EXERCISE DETAILS :: Wherever a line holds the string "Female", copy that line.

RECORDS FOR PROCESSING ::
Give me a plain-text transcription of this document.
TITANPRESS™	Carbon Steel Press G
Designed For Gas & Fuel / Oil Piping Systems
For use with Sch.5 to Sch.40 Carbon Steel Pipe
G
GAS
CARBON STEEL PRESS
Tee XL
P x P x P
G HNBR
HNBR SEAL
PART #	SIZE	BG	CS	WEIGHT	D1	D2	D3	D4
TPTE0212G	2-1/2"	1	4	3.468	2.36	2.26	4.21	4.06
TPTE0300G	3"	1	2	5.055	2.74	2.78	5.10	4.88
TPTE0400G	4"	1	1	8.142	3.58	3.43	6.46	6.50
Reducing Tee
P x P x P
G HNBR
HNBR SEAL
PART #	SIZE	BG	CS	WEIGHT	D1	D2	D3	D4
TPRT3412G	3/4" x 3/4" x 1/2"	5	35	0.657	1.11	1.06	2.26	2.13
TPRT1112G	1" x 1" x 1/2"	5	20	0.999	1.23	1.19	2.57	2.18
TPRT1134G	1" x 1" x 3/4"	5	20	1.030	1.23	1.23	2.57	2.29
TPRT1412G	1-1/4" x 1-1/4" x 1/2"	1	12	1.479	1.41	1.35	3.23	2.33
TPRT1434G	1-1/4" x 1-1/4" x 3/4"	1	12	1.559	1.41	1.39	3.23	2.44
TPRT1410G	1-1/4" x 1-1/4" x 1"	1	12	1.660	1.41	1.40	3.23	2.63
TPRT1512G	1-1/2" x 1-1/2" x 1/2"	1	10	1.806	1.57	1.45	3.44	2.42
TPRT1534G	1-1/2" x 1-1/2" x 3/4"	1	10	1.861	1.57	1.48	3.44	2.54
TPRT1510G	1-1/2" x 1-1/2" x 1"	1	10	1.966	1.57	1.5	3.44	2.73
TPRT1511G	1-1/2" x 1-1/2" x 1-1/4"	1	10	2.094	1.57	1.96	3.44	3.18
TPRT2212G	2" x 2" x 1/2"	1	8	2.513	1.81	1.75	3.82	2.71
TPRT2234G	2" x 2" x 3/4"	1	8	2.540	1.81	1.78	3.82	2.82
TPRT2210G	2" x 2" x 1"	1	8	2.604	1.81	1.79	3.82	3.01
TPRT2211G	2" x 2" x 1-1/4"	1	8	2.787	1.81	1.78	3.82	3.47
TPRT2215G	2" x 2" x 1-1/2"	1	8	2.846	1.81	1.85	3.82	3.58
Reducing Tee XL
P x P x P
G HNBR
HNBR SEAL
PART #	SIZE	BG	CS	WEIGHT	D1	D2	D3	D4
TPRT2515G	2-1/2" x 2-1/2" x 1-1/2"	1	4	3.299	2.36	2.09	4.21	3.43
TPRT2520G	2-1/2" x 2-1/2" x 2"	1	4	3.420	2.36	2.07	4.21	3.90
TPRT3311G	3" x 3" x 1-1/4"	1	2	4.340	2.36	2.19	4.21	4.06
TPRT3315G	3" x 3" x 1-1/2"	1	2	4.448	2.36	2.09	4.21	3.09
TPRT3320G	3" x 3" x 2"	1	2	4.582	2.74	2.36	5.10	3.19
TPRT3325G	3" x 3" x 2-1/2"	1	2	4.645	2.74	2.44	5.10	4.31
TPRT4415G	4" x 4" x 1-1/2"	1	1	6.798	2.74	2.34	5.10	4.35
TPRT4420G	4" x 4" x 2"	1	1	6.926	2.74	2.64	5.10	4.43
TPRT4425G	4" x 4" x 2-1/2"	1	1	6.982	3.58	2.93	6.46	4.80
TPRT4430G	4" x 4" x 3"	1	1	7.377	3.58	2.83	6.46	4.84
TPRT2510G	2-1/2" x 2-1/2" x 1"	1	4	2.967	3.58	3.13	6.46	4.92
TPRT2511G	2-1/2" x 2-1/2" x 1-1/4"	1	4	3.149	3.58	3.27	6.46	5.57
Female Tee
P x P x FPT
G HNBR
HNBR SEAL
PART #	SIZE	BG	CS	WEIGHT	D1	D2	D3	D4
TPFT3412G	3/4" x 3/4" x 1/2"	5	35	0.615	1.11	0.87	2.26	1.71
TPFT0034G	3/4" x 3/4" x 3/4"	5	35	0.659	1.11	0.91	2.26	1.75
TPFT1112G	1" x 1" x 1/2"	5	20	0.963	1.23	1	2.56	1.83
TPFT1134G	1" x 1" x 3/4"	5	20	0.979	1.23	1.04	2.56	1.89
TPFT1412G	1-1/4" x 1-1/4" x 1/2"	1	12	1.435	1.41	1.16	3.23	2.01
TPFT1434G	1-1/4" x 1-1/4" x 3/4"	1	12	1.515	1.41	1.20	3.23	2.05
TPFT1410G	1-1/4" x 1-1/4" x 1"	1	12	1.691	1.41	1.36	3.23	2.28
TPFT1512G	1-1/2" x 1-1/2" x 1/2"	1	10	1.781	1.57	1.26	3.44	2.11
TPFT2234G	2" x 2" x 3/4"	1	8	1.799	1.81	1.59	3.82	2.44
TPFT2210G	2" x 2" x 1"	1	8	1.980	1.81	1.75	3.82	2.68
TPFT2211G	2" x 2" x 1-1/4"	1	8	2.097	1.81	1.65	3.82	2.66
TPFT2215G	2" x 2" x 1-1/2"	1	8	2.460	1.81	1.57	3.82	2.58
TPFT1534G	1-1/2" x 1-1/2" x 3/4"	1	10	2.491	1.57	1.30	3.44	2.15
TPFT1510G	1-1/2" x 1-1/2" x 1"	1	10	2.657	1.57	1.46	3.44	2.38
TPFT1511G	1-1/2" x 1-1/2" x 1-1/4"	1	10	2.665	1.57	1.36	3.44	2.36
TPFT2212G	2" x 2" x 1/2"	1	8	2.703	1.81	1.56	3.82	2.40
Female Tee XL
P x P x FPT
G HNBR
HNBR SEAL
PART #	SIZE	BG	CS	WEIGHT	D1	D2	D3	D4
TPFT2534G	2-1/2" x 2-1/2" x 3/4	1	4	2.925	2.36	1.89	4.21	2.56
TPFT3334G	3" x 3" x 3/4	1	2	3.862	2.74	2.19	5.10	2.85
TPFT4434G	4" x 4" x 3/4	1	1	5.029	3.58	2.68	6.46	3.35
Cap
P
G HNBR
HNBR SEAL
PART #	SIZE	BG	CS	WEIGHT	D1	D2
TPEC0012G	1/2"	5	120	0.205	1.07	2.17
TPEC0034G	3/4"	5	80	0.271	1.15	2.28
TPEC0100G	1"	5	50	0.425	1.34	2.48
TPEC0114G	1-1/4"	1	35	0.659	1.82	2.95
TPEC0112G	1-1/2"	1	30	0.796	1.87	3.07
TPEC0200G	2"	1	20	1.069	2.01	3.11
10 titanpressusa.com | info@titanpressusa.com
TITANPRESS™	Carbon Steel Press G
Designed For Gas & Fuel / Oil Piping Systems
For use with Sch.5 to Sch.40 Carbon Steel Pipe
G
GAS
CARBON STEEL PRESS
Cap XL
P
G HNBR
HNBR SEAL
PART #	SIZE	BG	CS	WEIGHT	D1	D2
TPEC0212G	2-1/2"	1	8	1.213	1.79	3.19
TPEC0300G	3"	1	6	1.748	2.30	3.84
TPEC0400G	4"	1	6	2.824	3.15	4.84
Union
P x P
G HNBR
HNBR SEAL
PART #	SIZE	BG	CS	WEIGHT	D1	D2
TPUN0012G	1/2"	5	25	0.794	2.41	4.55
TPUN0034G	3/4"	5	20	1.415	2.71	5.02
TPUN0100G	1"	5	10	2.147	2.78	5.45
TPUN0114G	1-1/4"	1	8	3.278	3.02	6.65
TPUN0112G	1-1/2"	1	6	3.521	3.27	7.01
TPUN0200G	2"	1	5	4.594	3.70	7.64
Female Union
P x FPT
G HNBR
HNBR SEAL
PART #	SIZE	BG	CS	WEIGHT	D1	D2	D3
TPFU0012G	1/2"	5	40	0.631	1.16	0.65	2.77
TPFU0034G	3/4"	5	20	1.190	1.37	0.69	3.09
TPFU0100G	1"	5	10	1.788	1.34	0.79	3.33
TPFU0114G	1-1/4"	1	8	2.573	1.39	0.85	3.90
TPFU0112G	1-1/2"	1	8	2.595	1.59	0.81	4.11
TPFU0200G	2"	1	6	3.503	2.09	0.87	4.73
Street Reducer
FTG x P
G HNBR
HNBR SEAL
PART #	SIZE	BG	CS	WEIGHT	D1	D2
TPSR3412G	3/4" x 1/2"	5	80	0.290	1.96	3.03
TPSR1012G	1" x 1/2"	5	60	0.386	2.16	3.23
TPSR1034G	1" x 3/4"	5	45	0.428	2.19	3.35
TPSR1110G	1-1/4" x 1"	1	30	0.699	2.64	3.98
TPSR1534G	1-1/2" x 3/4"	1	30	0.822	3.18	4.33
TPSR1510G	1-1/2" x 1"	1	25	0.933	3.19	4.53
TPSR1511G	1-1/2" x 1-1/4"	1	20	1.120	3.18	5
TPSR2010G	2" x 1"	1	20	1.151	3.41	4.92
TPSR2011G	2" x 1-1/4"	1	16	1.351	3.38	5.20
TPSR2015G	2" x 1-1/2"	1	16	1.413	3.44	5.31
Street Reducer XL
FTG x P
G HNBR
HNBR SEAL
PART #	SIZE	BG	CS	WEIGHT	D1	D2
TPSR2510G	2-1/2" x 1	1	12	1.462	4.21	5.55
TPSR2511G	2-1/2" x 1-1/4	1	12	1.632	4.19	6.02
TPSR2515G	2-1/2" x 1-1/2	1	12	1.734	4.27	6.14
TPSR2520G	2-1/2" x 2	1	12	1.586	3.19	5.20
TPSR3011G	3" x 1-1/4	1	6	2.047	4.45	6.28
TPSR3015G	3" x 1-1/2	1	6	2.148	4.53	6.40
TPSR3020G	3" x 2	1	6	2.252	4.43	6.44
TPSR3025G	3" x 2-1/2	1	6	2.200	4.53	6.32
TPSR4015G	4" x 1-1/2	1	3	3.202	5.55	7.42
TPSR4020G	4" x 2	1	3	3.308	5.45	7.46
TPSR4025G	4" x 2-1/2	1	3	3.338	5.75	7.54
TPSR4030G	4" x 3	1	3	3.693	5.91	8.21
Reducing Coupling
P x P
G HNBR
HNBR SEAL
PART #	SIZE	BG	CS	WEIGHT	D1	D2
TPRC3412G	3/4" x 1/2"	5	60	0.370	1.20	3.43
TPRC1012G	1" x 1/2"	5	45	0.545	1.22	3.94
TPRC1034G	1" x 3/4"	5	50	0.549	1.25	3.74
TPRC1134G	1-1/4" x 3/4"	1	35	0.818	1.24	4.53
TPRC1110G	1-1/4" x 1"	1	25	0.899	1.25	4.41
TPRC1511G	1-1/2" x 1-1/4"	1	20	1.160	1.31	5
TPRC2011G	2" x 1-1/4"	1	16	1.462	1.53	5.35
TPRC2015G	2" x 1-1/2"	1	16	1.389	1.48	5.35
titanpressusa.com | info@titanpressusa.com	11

ANSWER TO THE TASK ::
Female Tee
Female Tee XL
Female Union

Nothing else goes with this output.